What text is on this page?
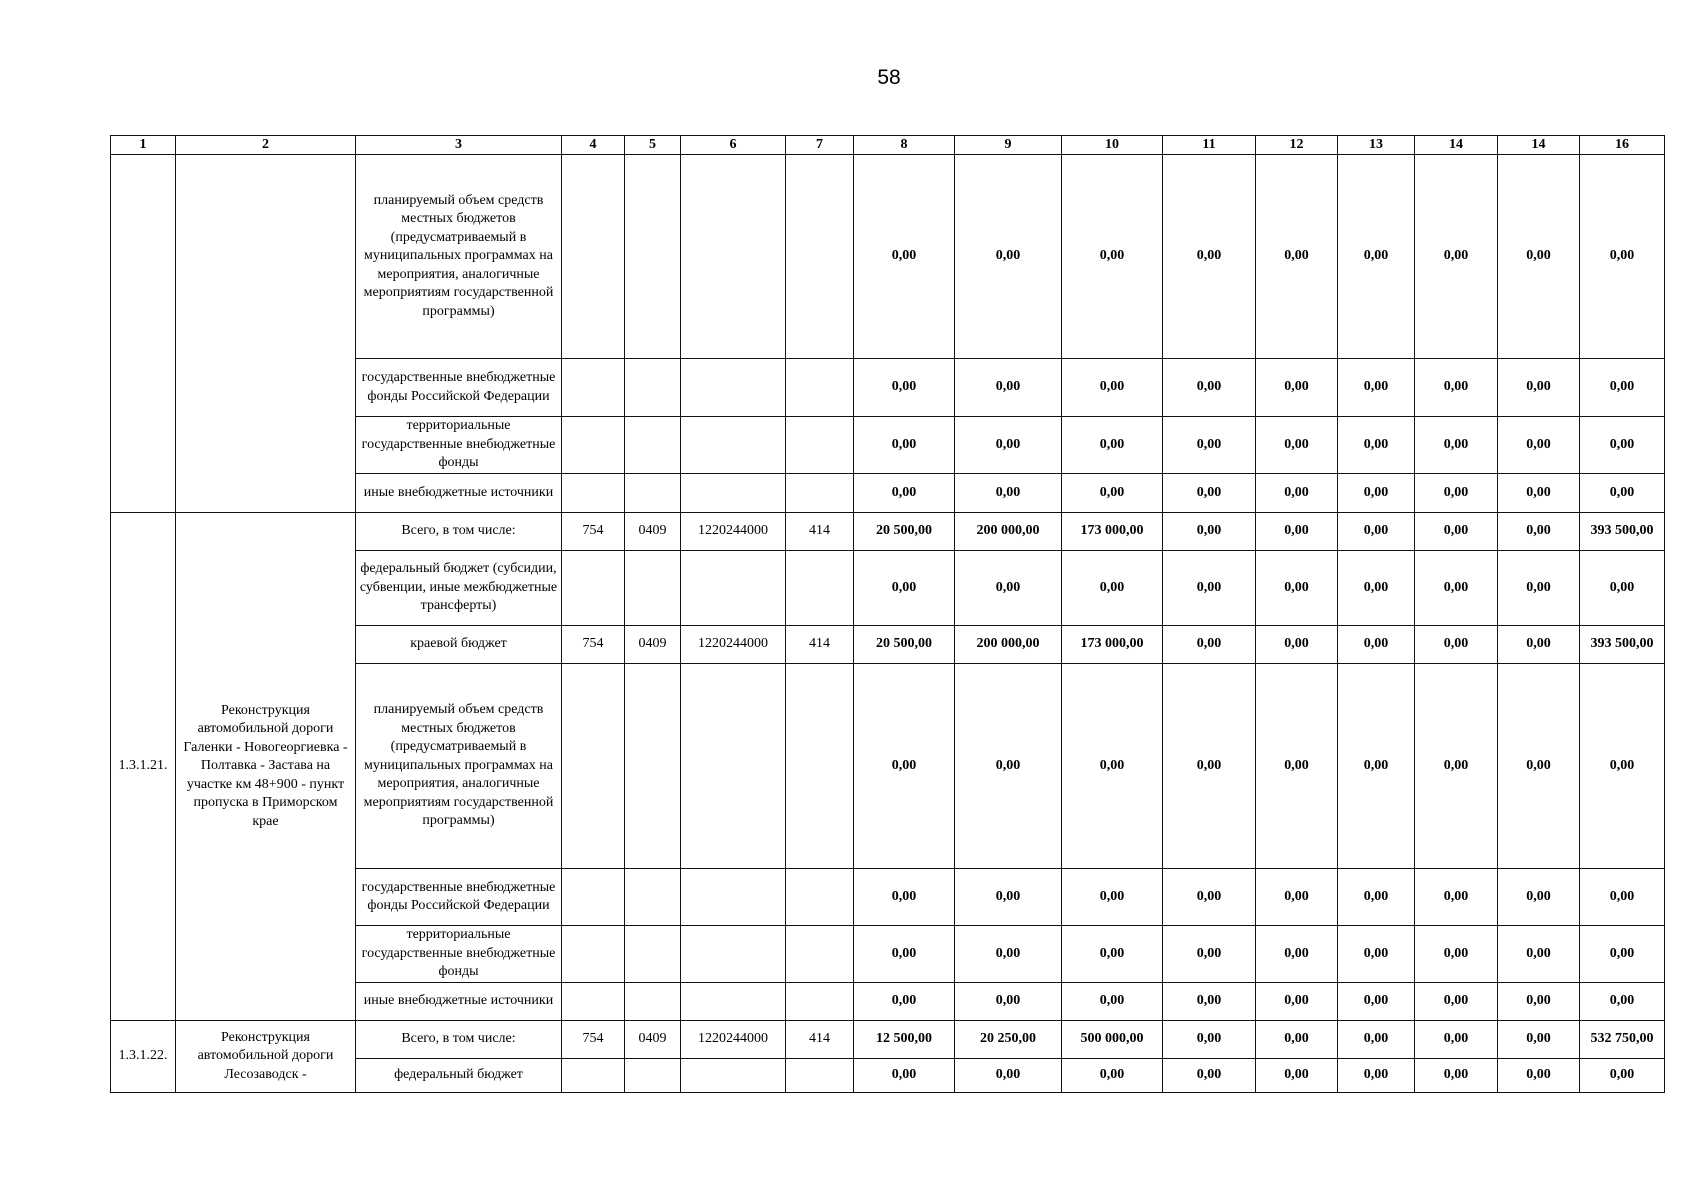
58
1	2	3	4	5	6	7	8	9	10	11	12	13	14	14	16
		планируемый объем средств местных бюджетов (предусматриваемый в муниципальных программах на мероприятия, аналогичные мероприятиям государственной программы)					0,00	0,00	0,00	0,00	0,00	0,00	0,00	0,00	0,00
		государственные внебюджетные фонды Российской Федерации					0,00	0,00	0,00	0,00	0,00	0,00	0,00	0,00	0,00
		территориальные государственные внебюджетные фонды					0,00	0,00	0,00	0,00	0,00	0,00	0,00	0,00	0,00
		иные внебюджетные источники					0,00	0,00	0,00	0,00	0,00	0,00	0,00	0,00	0,00
1.3.1.21.	Реконструкция автомобильной дороги Галенки - Новогеоргиевка - Полтавка - Застава на участке км 48+900 - пункт пропуска в Приморском крае	Всего, в том числе:	754	0409	1220244000	414	20 500,00	200 000,00	173 000,00	0,00	0,00	0,00	0,00	0,00	393 500,00
		федеральный бюджет (субсидии, субвенции, иные межбюджетные трансферты)					0,00	0,00	0,00	0,00	0,00	0,00	0,00	0,00	0,00
		краевой бюджет	754	0409	1220244000	414	20 500,00	200 000,00	173 000,00	0,00	0,00	0,00	0,00	0,00	393 500,00
		планируемый объем средств местных бюджетов (предусматриваемый в муниципальных программах на мероприятия, аналогичные мероприятиям государственной программы)					0,00	0,00	0,00	0,00	0,00	0,00	0,00	0,00	0,00
		государственные внебюджетные фонды Российской Федерации					0,00	0,00	0,00	0,00	0,00	0,00	0,00	0,00	0,00
		территориальные государственные внебюджетные фонды					0,00	0,00	0,00	0,00	0,00	0,00	0,00	0,00	0,00
		иные внебюджетные источники					0,00	0,00	0,00	0,00	0,00	0,00	0,00	0,00	0,00
1.3.1.22.	Реконструкция автомобильной дороги Лесозаводск -	Всего, в том числе:	754	0409	1220244000	414	12 500,00	20 250,00	500 000,00	0,00	0,00	0,00	0,00	0,00	532 750,00
		федеральный бюджет					0,00	0,00	0,00	0,00	0,00	0,00	0,00	0,00	0,00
◇ ◇ ◇ ◇ ◇ ◇ ◇
What you will do:
Collect each line holding the string "федеральный".

Answer to this problem:
		федеральный бюджет (субсидии, субвенции, иные межбюджетные трансферты)					0,00	0,00	0,00	0,00	0,00	0,00	0,00	0,00	0,00
		федеральный бюджет					0,00	0,00	0,00	0,00	0,00	0,00	0,00	0,00	0,00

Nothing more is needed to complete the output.